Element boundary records

==============================

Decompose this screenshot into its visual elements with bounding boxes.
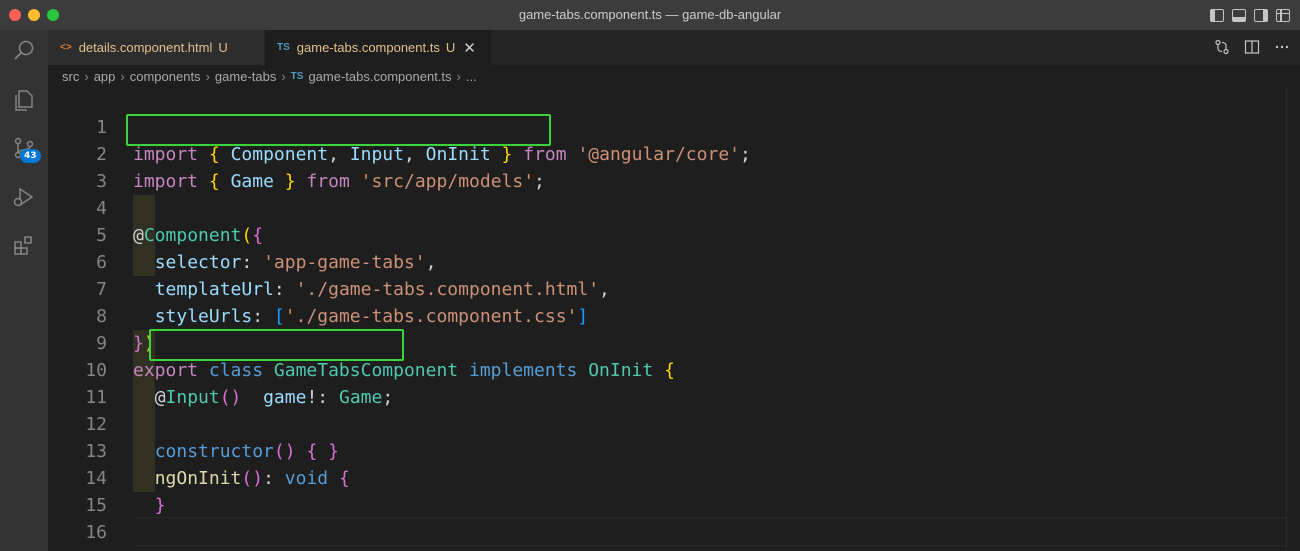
layout-controls — [1210, 7, 1290, 23]
chevron-right-icon: › — [84, 68, 89, 84]
window-title: game-tabs.component.ts — game-db-angular — [518, 7, 782, 22]
toggle-primary-sidebar-icon[interactable] — [1210, 8, 1224, 22]
typescript-file-icon: TS — [277, 42, 290, 53]
open-changes-icon[interactable] — [1214, 39, 1230, 55]
code-line: 12 constructor() { } — [48, 384, 1286, 462]
tab-details-component-html[interactable]: <> details.component.html U — [48, 30, 264, 65]
code-line: 15 — [48, 465, 1286, 516]
tab-game-tabs-component-ts[interactable]: TS game-tabs.component.ts U ✕ — [265, 30, 491, 65]
title-bar: game-tabs.component.ts — game-db-angular — [0, 0, 1300, 30]
code-line: 9 export class GameTabsComponent impleme… — [48, 303, 1286, 381]
typescript-file-icon: TS — [290, 70, 304, 82]
explorer-icon[interactable] — [12, 88, 36, 112]
tab-label: details.component.html — [78, 40, 213, 55]
chevron-right-icon: › — [456, 68, 461, 84]
breadcrumb: src › app › components › game-tabs › TS … — [48, 65, 1300, 87]
breadcrumb-item[interactable]: ... — [466, 69, 477, 84]
code-line: 1 import { Component, Input, OnInit } fr… — [48, 87, 1286, 165]
code-line: 5 selector: 'app-game-tabs', — [48, 195, 1286, 273]
breadcrumb-item[interactable]: app — [94, 69, 116, 84]
code-line: 6 templateUrl: './game-tabs.component.ht… — [48, 222, 1286, 300]
tab-bar: <> details.component.html U TS game-tabs… — [48, 30, 1300, 65]
untracked-status: U — [218, 40, 228, 55]
chevron-right-icon: › — [205, 68, 210, 84]
code-line: 13 ngOnInit(): void { — [48, 411, 1286, 489]
breadcrumb-item[interactable]: src — [62, 69, 79, 84]
chevron-right-icon: › — [281, 68, 286, 84]
highlight-box-import-game — [126, 114, 551, 146]
customize-layout-icon[interactable] — [1276, 8, 1290, 22]
line-number: 17 — [48, 546, 107, 551]
line-content: } — [133, 546, 144, 551]
source-control-badge: 43 — [20, 149, 41, 163]
chevron-right-icon: › — [120, 68, 125, 84]
more-actions-icon[interactable] — [1274, 39, 1290, 55]
activity-bar: 43 — [0, 30, 48, 551]
code-line: 4 @Component({ — [48, 168, 1286, 246]
split-editor-icon[interactable] — [1244, 39, 1260, 55]
untracked-status: U — [445, 40, 456, 55]
code-line: 17 — [48, 519, 1286, 551]
tab-label: game-tabs.component.ts — [296, 40, 440, 55]
run-debug-icon[interactable] — [12, 185, 36, 209]
highlight-box-input-game — [149, 329, 404, 361]
code-line: 11 — [48, 357, 1286, 408]
code-line: 8 }) — [48, 276, 1286, 354]
search-icon[interactable] — [12, 38, 36, 62]
breadcrumb-item[interactable]: game-tabs — [215, 69, 276, 84]
toggle-secondary-sidebar-icon[interactable] — [1254, 8, 1268, 22]
code-line: 14 } — [48, 438, 1286, 516]
extensions-icon[interactable] — [12, 233, 36, 257]
code-line: 16 } — [48, 492, 1286, 551]
breadcrumb-item[interactable]: game-tabs.component.ts — [308, 69, 451, 84]
code-line: 7 styleUrls: ['./game-tabs.component.css… — [48, 249, 1286, 327]
editor-actions — [1214, 39, 1290, 55]
html-file-icon: <> — [60, 42, 72, 53]
breadcrumb-item[interactable]: components — [130, 69, 201, 84]
close-icon[interactable]: ✕ — [463, 39, 476, 57]
vertical-scrollbar[interactable] — [1286, 87, 1300, 551]
code-editor[interactable]: 1 import { Component, Input, OnInit } fr… — [48, 87, 1286, 551]
toggle-panel-icon[interactable] — [1232, 8, 1246, 22]
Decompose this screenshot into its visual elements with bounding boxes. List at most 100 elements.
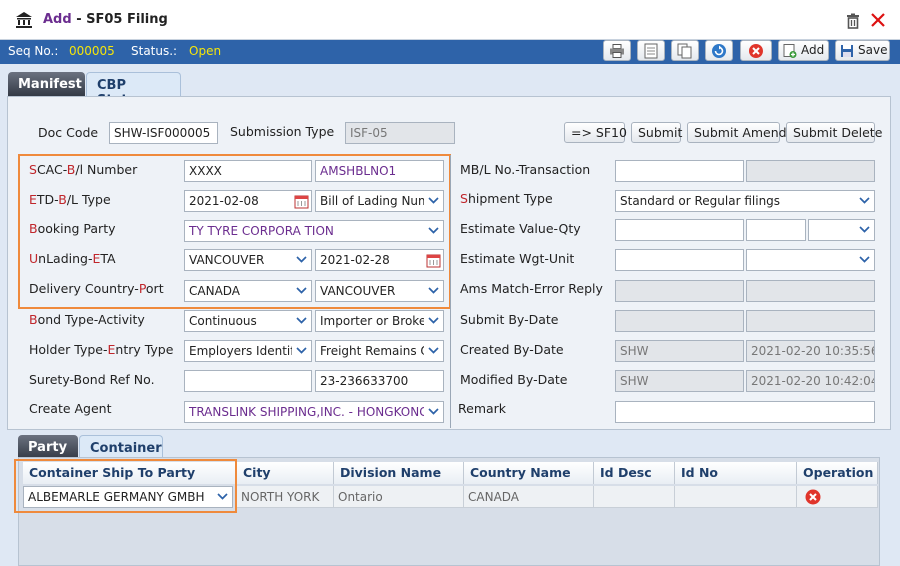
create-agent-label: Create Agent <box>29 401 112 416</box>
bond-activity-value: Importer or Broker <box>320 314 432 328</box>
id-desc-cell <box>594 486 675 508</box>
estimate-wgt-input[interactable] <box>615 249 744 271</box>
chevron-down-icon <box>296 317 307 324</box>
operation-cell <box>797 486 878 508</box>
save-button[interactable]: Save <box>835 40 890 61</box>
estimate-value-input[interactable] <box>615 219 744 241</box>
modified-date-input: 2021-02-20 10:42:04 <box>746 370 875 392</box>
copy-icon <box>677 43 692 58</box>
ams-match-input <box>615 280 744 302</box>
sf10-button[interactable]: => SF10 <box>564 122 627 143</box>
required-fields-highlight <box>18 154 451 309</box>
column-header-division[interactable]: Division Name <box>334 462 464 484</box>
create-agent-value: TRANSLINK SHIPPING,INC. - HONGKONG <box>189 405 429 419</box>
window-title: Add - SF05 Filing <box>43 12 168 27</box>
estimate-qty-input[interactable] <box>746 219 806 241</box>
save-icon <box>841 44 853 57</box>
submit-button[interactable]: Submit <box>631 122 682 143</box>
submit-delete-button[interactable]: Submit Delete <box>786 122 882 143</box>
doc-code-input[interactable]: SHW-ISF000005 <box>109 122 218 144</box>
add-button[interactable]: Add <box>778 40 829 61</box>
submit-by-input <box>615 310 744 332</box>
chevron-down-icon <box>428 347 439 354</box>
mbl-input[interactable] <box>615 160 744 182</box>
created-by-input: SHW <box>615 340 744 362</box>
ams-match-label: Ams Match-Error Reply <box>460 281 603 296</box>
delete-row-icon[interactable] <box>805 489 821 505</box>
copy-button[interactable] <box>671 40 699 61</box>
column-divider <box>450 155 451 428</box>
submission-type-label: Submission Type <box>230 124 335 139</box>
document-icon <box>644 43 658 58</box>
create-agent-select[interactable]: TRANSLINK SHIPPING,INC. - HONGKONG <box>184 401 444 423</box>
mbl-transaction-label: MB/L No.-Transaction <box>460 162 591 177</box>
country-cell: CANADA <box>464 486 594 508</box>
status-label: Status.: <box>131 44 178 58</box>
add-icon <box>783 43 797 58</box>
bond-ref-input[interactable]: 23-236633700 <box>315 370 444 392</box>
entry-type-select[interactable]: Freight Remains On Board <box>315 340 444 362</box>
title-name: SF05 Filing <box>86 12 168 27</box>
bond-type-activity-label: Bond Type-Activity <box>29 312 145 327</box>
bond-type-select[interactable]: Continuous <box>184 310 312 332</box>
trash-icon[interactable] <box>845 13 861 29</box>
chevron-down-icon <box>859 197 870 204</box>
bank-icon <box>16 12 32 28</box>
holder-type-entry-type-label: Holder Type-Entry Type <box>29 342 174 357</box>
shipment-type-value: Standard or Regular filings <box>620 194 781 208</box>
shipment-type-select[interactable]: Standard or Regular filings <box>615 190 875 212</box>
cancel-icon <box>749 43 763 58</box>
submission-type-input: ISF-05 <box>345 122 455 144</box>
column-header-id-no[interactable]: Id No <box>675 462 797 484</box>
submit-date-input <box>746 310 875 332</box>
surety-bond-label: Surety-Bond Ref No. <box>29 372 155 387</box>
ship-to-party-highlight <box>14 459 237 513</box>
shipment-type-label: Shipment Type <box>460 191 553 206</box>
doc-code-label: Doc Code <box>38 125 99 140</box>
holder-type-select[interactable]: Employers Identification <box>184 340 312 362</box>
print-button[interactable] <box>603 40 631 61</box>
division-cell: Ontario <box>334 486 464 508</box>
refresh-button[interactable] <box>705 40 733 61</box>
title-prefix: Add <box>43 12 72 27</box>
transaction-input <box>746 160 875 182</box>
submit-by-date-label: Submit By-Date <box>460 312 559 327</box>
title-separator: - <box>71 12 87 27</box>
tab-manifest[interactable]: Manifest <box>8 72 85 98</box>
estimate-value-qty-label: Estimate Value-Qty <box>460 221 581 236</box>
estimate-wgt-unit-select[interactable] <box>746 249 875 271</box>
column-header-id-desc[interactable]: Id Desc <box>594 462 675 484</box>
column-header-country[interactable]: Country Name <box>464 462 594 484</box>
surety-input[interactable] <box>184 370 312 392</box>
created-date-input: 2021-02-20 10:35:56 <box>746 340 875 362</box>
remark-input[interactable] <box>615 401 875 423</box>
id-no-cell <box>675 486 797 508</box>
document-button[interactable] <box>637 40 665 61</box>
add-button-label: Add <box>801 43 825 57</box>
refresh-icon <box>712 43 726 58</box>
created-by-date-label: Created By-Date <box>460 342 564 357</box>
bond-type-value: Continuous <box>189 314 257 328</box>
chevron-down-icon <box>428 317 439 324</box>
cancel-button[interactable] <box>740 40 772 61</box>
remark-label: Remark <box>458 401 507 416</box>
seq-label: Seq No.: <box>8 44 59 58</box>
modified-by-date-label: Modified By-Date <box>460 372 568 387</box>
save-button-label: Save <box>858 43 888 57</box>
chevron-down-icon <box>428 408 439 415</box>
city-cell: NORTH YORK <box>237 486 334 508</box>
estimate-wgt-unit-label: Estimate Wgt-Unit <box>460 251 575 266</box>
bond-activity-select[interactable]: Importer or Broker <box>315 310 444 332</box>
tab-cbp-status[interactable]: CBP Status <box>86 72 181 108</box>
error-reply-input <box>746 280 875 302</box>
chevron-down-icon <box>859 256 870 263</box>
estimate-qty-unit-select[interactable] <box>808 219 875 241</box>
seq-value: 000005 <box>69 44 115 58</box>
print-icon <box>610 43 624 58</box>
close-icon[interactable] <box>870 12 886 28</box>
title-bar: Add - SF05 Filing <box>0 0 900 40</box>
column-header-city[interactable]: City <box>237 462 334 484</box>
modified-by-input: SHW <box>615 370 744 392</box>
submit-amend-button[interactable]: Submit Amend <box>687 122 787 143</box>
column-header-operation[interactable]: Operation <box>797 462 878 484</box>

==============================

(Exercise goal) Please express everything from the line that contains "create-agent-label: Create Agent" down to the line that contains "required-fields-highlight <box>18 154" as a Markdown table with the columns Row and Line. Number each row, and leave out any blank lines.

(Output of the exercise)
| Row | Line |
|---|---|
| 1 | create-agent-label: Create Agent <box>29 401 112 416</box> |
| 2 | bond-activity-value: Importer or Broker <box>320 314 432 328</box> |
| 3 | id-desc-cell <box>594 486 675 508</box> |
| 4 | estimate-wgt-input[interactable] <box>615 249 744 271</box> |
| 5 | chevron-down-icon <box>296 317 307 324</box> |
| 6 | operation-cell <box>797 486 878 508</box> |
| 7 | save-button[interactable]: Save <box>835 40 890 61</box> |
| 8 | estimate-value-input[interactable] <box>615 219 744 241</box> |
| 9 | modified-date-input: 2021-02-20 10:42:04 <box>746 370 875 392</box> |
| 10 | copy-icon <box>677 43 692 58</box> |
| 11 | ams-match-input <box>615 280 744 302</box> |
| 12 | sf10-button[interactable]: => SF10 <box>564 122 627 143</box> |
| 13 | required-fields-highlight <box>18 154 451 309</box> |